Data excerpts
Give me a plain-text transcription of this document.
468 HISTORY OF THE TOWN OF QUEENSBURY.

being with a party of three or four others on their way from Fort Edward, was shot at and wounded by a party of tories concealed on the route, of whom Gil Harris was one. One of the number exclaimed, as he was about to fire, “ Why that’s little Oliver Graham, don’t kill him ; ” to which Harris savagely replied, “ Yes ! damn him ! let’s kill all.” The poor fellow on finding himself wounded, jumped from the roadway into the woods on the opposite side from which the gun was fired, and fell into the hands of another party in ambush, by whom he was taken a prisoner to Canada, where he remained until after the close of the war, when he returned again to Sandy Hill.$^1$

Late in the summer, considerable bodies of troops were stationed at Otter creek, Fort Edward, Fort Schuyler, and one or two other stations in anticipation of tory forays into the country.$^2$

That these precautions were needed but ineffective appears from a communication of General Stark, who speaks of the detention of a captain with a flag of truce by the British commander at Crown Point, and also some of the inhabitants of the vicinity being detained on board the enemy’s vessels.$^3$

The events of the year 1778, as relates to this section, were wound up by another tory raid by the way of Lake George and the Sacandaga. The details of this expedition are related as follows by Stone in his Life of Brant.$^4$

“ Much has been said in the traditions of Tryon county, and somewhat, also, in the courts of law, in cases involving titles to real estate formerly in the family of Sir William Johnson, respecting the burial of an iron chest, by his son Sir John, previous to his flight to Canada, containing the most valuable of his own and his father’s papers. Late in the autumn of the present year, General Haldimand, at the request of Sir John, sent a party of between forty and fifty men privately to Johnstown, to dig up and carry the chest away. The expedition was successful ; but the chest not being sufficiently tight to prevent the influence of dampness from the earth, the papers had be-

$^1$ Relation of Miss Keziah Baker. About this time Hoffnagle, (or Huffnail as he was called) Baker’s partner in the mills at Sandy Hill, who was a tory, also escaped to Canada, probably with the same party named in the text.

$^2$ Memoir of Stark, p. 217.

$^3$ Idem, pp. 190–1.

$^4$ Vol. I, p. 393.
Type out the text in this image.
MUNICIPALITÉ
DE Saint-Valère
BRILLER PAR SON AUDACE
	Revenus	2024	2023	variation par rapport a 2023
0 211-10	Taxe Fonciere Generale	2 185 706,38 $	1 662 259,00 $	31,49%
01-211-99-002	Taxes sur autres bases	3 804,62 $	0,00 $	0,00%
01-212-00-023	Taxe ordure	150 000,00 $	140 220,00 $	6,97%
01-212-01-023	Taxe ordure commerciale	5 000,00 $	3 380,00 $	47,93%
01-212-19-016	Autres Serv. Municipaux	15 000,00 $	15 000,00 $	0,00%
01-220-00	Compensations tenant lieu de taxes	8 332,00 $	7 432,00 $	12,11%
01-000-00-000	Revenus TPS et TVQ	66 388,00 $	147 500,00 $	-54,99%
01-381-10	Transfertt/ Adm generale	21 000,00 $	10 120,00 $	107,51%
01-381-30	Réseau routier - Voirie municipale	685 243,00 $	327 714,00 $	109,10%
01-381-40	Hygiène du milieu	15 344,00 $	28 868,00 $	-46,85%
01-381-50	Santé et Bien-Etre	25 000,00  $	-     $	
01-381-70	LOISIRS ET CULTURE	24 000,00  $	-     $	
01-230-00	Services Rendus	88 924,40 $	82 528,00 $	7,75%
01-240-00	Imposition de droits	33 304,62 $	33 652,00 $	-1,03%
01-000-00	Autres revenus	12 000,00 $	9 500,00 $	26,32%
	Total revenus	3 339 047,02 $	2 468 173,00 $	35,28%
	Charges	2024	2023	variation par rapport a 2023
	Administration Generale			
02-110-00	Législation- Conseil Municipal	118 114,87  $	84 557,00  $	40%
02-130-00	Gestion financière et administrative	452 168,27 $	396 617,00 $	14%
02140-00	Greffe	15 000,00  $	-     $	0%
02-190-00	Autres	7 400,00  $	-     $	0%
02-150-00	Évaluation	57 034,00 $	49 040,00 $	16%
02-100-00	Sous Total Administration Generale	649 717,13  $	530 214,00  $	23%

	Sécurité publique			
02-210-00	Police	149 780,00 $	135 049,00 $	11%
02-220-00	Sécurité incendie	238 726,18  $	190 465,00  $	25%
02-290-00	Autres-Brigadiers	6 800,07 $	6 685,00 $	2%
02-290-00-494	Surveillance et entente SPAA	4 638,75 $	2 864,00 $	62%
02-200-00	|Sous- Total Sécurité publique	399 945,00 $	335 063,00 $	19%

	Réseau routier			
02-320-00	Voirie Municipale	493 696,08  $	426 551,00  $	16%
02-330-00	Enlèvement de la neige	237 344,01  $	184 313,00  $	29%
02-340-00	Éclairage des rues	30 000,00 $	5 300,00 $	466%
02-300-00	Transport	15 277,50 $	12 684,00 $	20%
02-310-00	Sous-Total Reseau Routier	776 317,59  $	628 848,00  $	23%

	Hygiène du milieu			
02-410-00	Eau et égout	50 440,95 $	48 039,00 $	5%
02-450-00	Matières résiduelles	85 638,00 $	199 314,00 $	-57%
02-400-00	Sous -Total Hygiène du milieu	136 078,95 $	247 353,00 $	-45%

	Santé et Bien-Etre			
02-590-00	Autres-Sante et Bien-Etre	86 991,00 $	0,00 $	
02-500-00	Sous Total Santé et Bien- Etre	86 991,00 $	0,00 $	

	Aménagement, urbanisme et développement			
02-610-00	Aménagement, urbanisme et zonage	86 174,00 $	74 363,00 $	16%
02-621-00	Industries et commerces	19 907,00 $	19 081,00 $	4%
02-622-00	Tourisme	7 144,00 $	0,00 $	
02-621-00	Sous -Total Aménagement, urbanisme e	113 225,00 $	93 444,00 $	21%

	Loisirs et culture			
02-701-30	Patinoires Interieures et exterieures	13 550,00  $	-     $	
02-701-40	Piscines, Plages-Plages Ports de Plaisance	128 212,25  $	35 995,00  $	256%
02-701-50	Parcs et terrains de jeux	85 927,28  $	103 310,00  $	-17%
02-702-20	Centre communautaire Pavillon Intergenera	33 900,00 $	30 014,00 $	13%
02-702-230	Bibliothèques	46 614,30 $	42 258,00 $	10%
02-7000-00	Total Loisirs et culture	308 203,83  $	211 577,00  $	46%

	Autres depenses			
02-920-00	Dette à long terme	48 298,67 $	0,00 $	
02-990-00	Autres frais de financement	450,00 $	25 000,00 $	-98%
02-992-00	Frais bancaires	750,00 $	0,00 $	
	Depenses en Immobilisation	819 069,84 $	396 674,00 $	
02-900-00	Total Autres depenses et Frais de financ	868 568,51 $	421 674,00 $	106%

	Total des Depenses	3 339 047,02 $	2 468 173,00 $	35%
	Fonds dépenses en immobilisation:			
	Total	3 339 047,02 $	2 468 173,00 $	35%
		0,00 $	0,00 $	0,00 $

What you should do:
In the listing above, count each line that holds the string "Voirie". Give the number only.

Output for this task:
2